EXERCISE GOAL: Go through the entries below and write each one out exactly.

Figure record listings

-- Start --

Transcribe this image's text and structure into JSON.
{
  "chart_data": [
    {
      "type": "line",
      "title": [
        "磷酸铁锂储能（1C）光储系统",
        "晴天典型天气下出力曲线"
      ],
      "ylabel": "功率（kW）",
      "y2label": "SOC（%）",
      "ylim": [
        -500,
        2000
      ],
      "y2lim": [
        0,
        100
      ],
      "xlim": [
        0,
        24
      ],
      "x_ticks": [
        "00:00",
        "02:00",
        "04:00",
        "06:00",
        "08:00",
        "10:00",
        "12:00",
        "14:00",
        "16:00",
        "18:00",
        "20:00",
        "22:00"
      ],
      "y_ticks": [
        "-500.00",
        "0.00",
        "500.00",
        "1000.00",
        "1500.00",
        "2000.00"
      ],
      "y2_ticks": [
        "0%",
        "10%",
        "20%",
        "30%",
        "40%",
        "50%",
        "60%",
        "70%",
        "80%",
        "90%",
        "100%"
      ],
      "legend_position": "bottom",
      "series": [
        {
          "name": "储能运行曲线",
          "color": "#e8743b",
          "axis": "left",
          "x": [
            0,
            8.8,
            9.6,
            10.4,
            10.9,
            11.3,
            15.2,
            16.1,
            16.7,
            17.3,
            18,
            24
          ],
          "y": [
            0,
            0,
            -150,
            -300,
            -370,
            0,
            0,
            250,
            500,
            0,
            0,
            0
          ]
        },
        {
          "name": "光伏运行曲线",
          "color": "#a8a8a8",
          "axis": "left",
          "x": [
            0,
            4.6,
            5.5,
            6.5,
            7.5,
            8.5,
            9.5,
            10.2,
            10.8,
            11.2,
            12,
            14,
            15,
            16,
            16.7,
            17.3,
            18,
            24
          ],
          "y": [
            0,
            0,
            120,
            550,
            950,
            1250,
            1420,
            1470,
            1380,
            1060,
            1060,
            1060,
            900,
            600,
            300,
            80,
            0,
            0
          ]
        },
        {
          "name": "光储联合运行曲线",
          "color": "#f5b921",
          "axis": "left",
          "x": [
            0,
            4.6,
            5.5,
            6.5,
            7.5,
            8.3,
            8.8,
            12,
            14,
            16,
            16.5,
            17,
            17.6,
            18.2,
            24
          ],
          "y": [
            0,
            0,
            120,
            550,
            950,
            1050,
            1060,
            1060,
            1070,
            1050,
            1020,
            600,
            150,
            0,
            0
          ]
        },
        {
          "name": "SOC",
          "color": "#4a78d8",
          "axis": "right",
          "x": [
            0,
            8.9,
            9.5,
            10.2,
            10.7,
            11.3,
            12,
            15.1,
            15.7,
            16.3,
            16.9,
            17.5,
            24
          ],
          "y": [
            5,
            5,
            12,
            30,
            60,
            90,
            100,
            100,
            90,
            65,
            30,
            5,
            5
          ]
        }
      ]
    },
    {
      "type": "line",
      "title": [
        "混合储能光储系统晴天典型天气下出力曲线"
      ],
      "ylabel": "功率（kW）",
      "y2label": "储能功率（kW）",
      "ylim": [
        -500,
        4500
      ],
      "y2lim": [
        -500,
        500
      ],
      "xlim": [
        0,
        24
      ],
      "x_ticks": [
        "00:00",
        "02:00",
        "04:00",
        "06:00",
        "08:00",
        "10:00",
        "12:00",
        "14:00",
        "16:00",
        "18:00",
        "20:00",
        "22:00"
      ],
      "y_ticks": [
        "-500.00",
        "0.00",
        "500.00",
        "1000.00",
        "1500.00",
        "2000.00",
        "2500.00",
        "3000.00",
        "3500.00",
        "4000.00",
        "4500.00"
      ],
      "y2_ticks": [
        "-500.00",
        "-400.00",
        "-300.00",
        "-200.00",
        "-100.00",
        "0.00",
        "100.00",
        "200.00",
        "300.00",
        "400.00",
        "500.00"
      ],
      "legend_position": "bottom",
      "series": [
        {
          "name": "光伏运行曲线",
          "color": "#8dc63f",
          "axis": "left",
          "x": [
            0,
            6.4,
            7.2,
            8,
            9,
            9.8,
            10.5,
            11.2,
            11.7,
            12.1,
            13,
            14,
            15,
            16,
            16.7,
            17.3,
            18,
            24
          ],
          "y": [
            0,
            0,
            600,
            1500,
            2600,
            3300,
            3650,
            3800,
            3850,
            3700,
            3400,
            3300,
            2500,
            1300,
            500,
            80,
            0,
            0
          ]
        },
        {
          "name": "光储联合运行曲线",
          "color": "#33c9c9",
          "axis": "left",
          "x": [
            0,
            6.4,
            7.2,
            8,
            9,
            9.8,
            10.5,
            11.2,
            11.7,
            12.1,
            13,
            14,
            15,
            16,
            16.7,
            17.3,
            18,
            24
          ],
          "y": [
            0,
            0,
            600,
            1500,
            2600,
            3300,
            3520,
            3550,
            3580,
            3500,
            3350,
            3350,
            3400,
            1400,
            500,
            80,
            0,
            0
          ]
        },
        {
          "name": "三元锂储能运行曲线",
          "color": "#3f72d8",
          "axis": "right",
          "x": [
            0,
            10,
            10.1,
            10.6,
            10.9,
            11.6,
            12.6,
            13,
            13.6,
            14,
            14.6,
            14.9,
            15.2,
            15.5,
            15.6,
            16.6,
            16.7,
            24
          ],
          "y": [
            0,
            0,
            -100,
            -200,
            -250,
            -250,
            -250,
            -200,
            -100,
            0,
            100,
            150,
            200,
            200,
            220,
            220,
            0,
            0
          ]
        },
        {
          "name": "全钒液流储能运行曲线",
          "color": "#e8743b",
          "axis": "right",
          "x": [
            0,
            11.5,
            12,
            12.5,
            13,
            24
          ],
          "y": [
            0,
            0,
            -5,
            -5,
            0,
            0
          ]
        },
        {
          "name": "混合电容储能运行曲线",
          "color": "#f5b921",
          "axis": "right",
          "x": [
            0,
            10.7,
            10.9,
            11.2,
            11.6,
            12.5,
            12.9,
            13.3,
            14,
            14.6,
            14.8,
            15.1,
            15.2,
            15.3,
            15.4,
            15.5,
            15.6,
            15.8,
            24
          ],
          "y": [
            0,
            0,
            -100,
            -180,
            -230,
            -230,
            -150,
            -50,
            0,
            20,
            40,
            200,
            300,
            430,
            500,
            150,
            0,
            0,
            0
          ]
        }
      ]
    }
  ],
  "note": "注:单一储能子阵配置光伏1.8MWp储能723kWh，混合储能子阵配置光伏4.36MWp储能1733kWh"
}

-- End --

SOLUTION FOR THIS TASK:
Transcribe this image's text and structure into JSON.
{
  "chart_data": [
    {
      "type": "line",
      "title": [
        "磷酸铁锂储能（1C）光储系统",
        "晴天典型天气下出力曲线"
      ],
      "ylabel": "功率（kW）",
      "y2label": "SOC（%）",
      "ylim": [
        -500,
        2000
      ],
      "y2lim": [
        0,
        100
      ],
      "xlim": [
        0,
        24
      ],
      "x_ticks": [
        "00:00",
        "02:00",
        "04:00",
        "06:00",
        "08:00",
        "10:00",
        "12:00",
        "14:00",
        "16:00",
        "18:00",
        "20:00",
        "22:00"
      ],
      "y_ticks": [
        "-500.00",
        "0.00",
        "500.00",
        "1000.00",
        "1500.00",
        "2000.00"
      ],
      "y2_ticks": [
        "0%",
        "10%",
        "20%",
        "30%",
        "40%",
        "50%",
        "60%",
        "70%",
        "80%",
        "90%",
        "100%"
      ],
      "legend_position": "bottom",
      "series": [
        {
          "name": "储能运行曲线",
          "color": "#e8743b",
          "axis": "left",
          "x": [
            0,
            8.8,
            9.6,
            10.4,
            10.9,
            11.3,
            15.2,
            16.1,
            16.7,
            17.3,
            18,
            24
          ],
          "y": [
            0,
            0,
            -150,
            -300,
            -370,
            0,
            0,
            250,
            500,
            0,
            0,
            0
          ]
        },
        {
          "name": "光伏运行曲线",
          "color": "#a8a8a8",
          "axis": "left",
          "x": [
            0,
            4.6,
            5.5,
            6.5,
            7.5,
            8.5,
            9.5,
            10.2,
            10.8,
            11.2,
            12,
            14,
            15,
            16,
            16.7,
            17.3,
            18,
            24
          ],
          "y": [
            0,
            0,
            120,
            550,
            950,
            1250,
            1420,
            1470,
            1380,
            1060,
            1060,
            1060,
            900,
            600,
            300,
            80,
            0,
            0
          ]
        },
        {
          "name": "光储联合运行曲线",
          "color": "#f5b921",
          "axis": "left",
          "x": [
            0,
            4.6,
            5.5,
            6.5,
            7.5,
            8.3,
            8.8,
            12,
            14,
            16,
            16.5,
            17,
            17.6,
            18.2,
            24
          ],
          "y": [
            0,
            0,
            120,
            550,
            950,
            1050,
            1060,
            1060,
            1070,
            1050,
            1020,
            600,
            150,
            0,
            0
          ]
        },
        {
          "name": "SOC",
          "color": "#4a78d8",
          "axis": "right",
          "x": [
            0,
            8.9,
            9.5,
            10.2,
            10.7,
            11.3,
            12,
            15.1,
            15.7,
            16.3,
            16.9,
            17.5,
            24
          ],
          "y": [
            5,
            5,
            12,
            30,
            60,
            90,
            100,
            100,
            90,
            65,
            30,
            5,
            5
          ]
        }
      ]
    },
    {
      "type": "line",
      "title": [
        "混合储能光储系统晴天典型天气下出力曲线"
      ],
      "ylabel": "功率（kW）",
      "y2label": "储能功率（kW）",
      "ylim": [
        -500,
        4500
      ],
      "y2lim": [
        -500,
        500
      ],
      "xlim": [
        0,
        24
      ],
      "x_ticks": [
        "00:00",
        "02:00",
        "04:00",
        "06:00",
        "08:00",
        "10:00",
        "12:00",
        "14:00",
        "16:00",
        "18:00",
        "20:00",
        "22:00"
      ],
      "y_ticks": [
        "-500.00",
        "0.00",
        "500.00",
        "1000.00",
        "1500.00",
        "2000.00",
        "2500.00",
        "3000.00",
        "3500.00",
        "4000.00",
        "4500.00"
      ],
      "y2_ticks": [
        "-500.00",
        "-400.00",
        "-300.00",
        "-200.00",
        "-100.00",
        "0.00",
        "100.00",
        "200.00",
        "300.00",
        "400.00",
        "500.00"
      ],
      "legend_position": "bottom",
      "series": [
        {
          "name": "光伏运行曲线",
          "color": "#8dc63f",
          "axis": "left",
          "x": [
            0,
            6.4,
            7.2,
            8,
            9,
            9.8,
            10.5,
            11.2,
            11.7,
            12.1,
            13,
            14,
            15,
            16,
            16.7,
            17.3,
            18,
            24
          ],
          "y": [
            0,
            0,
            600,
            1500,
            2600,
            3300,
            3650,
            3800,
            3850,
            3700,
            3400,
            3300,
            2500,
            1300,
            500,
            80,
            0,
            0
          ]
        },
        {
          "name": "光储联合运行曲线",
          "color": "#33c9c9",
          "axis": "left",
          "x": [
            0,
            6.4,
            7.2,
            8,
            9,
            9.8,
            10.5,
            11.2,
            11.7,
            12.1,
            13,
            14,
            15,
            16,
            16.7,
            17.3,
            18,
            24
          ],
          "y": [
            0,
            0,
            600,
            1500,
            2600,
            3300,
            3520,
            3550,
            3580,
            3500,
            3350,
            3350,
            3400,
            1400,
            500,
            80,
            0,
            0
          ]
        },
        {
          "name": "三元锂储能运行曲线",
          "color": "#3f72d8",
          "axis": "right",
          "x": [
            0,
            10,
            10.1,
            10.6,
            10.9,
            11.6,
            12.6,
            13,
            13.6,
            14,
            14.6,
            14.9,
            15.2,
            15.5,
            15.6,
            16.6,
            16.7,
            24
          ],
          "y": [
            0,
            0,
            -100,
            -200,
            -250,
            -250,
            -250,
            -200,
            -100,
            0,
            100,
            150,
            200,
            200,
            220,
            220,
            0,
            0
          ]
        },
        {
          "name": "全钒液流储能运行曲线",
          "color": "#e8743b",
          "axis": "right",
          "x": [
            0,
            11.5,
            12,
            12.5,
            13,
            24
          ],
          "y": [
            0,
            0,
            -5,
            -5,
            0,
            0
          ]
        },
        {
          "name": "混合电容储能运行曲线",
          "color": "#f5b921",
          "axis": "right",
          "x": [
            0,
            10.7,
            10.9,
            11.2,
            11.6,
            12.5,
            12.9,
            13.3,
            14,
            14.6,
            14.8,
            15.1,
            15.2,
            15.3,
            15.4,
            15.5,
            15.6,
            15.8,
            24
          ],
          "y": [
            0,
            0,
            -100,
            -180,
            -230,
            -230,
            -150,
            -50,
            0,
            20,
            40,
            200,
            300,
            430,
            500,
            150,
            0,
            0,
            0
          ]
        }
      ]
    }
  ],
  "note": "注:单一储能子阵配置光伏1.8MWp储能723kWh，混合储能子阵配置光伏4.36MWp储能1733kWh"
}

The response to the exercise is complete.